■ **Description of the task**
Search the listing for "Harris" and copy every line where it appears.

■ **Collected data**
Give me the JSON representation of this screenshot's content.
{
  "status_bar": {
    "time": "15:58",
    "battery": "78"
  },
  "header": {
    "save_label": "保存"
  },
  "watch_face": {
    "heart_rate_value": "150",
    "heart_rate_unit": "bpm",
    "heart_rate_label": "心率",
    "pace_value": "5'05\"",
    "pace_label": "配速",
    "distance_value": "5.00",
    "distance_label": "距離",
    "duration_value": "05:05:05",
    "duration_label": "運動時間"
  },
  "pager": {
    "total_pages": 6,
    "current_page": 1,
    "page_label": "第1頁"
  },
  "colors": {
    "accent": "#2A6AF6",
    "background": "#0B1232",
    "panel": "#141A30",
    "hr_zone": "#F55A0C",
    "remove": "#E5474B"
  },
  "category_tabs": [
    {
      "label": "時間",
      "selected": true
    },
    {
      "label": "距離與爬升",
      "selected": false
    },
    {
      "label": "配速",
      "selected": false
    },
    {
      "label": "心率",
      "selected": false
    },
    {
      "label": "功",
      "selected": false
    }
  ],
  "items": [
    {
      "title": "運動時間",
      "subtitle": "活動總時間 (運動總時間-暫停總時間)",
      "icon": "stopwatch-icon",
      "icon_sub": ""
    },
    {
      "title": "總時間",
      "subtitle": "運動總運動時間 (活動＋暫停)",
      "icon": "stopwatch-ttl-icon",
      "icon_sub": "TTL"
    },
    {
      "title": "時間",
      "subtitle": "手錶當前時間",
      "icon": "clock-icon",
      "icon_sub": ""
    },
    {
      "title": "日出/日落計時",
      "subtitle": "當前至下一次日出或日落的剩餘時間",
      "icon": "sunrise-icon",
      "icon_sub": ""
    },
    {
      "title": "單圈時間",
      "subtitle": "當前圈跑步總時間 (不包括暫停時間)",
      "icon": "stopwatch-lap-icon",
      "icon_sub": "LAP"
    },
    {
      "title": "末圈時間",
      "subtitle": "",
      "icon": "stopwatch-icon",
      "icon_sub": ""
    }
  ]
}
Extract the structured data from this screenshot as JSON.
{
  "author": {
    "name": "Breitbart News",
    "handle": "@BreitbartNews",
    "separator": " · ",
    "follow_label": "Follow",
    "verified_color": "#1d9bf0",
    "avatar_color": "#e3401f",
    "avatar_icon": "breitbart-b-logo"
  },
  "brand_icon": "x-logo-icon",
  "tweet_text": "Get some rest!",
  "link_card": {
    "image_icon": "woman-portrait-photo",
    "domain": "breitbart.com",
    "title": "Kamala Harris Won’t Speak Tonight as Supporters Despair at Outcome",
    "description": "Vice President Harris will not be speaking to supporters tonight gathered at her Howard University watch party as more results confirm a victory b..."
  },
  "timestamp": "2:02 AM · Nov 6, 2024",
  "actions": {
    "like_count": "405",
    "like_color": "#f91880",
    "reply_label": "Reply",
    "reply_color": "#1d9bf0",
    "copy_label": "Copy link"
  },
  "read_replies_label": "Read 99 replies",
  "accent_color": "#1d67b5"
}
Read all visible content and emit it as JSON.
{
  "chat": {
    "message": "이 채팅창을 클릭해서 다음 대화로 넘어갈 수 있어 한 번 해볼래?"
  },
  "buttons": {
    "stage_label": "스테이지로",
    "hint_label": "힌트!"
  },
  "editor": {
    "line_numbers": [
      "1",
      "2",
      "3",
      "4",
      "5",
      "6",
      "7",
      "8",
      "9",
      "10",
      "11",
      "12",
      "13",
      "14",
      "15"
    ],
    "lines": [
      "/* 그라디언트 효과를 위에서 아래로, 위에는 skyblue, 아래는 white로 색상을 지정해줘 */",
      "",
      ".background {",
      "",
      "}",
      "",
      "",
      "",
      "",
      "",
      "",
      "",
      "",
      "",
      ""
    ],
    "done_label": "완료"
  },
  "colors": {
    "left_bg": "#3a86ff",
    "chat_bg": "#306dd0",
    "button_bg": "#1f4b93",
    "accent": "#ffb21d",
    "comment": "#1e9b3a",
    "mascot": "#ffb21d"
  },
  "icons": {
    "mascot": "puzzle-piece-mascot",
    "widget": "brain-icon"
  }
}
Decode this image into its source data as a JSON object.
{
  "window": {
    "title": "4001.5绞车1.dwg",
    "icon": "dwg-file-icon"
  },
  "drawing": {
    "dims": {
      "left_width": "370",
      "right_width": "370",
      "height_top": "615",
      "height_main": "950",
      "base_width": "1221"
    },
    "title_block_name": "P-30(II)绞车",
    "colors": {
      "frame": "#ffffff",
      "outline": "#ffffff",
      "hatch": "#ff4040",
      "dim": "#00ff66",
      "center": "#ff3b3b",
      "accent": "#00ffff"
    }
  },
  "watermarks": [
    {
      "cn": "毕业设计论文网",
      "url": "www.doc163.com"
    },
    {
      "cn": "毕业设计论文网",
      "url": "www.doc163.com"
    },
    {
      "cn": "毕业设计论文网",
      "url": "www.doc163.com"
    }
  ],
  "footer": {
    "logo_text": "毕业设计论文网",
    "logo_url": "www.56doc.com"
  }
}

■ **Complete response**
    "title": "Kamala Harris Won’t Speak Tonight as Supporters Despair at Outcome",
    "description": "Vice President Harris will not be speaking to supporters tonight gathered at her Howard University watch party as more results confirm a victory b..."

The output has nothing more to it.